Copy each line holding the string "Five".

• _Records provided_
"""

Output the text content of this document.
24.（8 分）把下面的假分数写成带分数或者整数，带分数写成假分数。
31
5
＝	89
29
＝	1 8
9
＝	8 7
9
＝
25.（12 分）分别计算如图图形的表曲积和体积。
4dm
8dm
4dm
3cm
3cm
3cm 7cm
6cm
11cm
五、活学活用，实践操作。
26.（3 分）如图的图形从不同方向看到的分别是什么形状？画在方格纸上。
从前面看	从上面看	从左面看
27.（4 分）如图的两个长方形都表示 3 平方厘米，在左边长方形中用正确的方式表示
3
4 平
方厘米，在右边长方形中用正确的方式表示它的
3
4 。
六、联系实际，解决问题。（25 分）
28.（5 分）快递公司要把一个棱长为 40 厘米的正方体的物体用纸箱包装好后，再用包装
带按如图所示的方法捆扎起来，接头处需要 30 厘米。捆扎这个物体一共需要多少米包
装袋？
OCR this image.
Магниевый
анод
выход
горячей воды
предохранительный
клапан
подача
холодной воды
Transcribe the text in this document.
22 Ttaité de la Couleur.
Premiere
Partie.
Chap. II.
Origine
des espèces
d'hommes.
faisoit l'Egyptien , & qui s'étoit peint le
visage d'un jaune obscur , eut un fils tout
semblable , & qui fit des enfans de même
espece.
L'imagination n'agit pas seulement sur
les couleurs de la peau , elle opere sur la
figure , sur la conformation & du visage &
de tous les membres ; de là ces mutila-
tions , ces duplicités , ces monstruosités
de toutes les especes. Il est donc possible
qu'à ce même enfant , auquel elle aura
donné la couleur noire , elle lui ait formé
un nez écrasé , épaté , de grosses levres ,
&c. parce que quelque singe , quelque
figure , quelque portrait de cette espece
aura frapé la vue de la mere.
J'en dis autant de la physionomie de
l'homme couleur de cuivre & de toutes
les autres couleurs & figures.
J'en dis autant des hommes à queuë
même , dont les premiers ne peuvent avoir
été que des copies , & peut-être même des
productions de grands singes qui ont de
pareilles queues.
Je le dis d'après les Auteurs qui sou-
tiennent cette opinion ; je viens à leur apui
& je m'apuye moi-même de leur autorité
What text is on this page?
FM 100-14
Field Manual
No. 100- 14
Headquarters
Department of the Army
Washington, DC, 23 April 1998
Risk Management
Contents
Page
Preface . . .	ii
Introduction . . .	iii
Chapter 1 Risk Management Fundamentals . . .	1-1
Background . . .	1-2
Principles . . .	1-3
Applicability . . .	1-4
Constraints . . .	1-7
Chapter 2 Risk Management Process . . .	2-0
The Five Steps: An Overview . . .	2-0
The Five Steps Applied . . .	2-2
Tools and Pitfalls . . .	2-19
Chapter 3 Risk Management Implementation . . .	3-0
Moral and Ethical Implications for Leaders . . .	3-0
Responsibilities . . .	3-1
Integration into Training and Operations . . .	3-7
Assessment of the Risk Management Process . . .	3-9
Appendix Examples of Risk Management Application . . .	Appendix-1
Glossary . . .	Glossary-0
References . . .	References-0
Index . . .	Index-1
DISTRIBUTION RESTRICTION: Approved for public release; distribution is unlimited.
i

"""

• _Final result_
The Five Steps: An Overview . . .	2-0
The Five Steps Applied . . .	2-2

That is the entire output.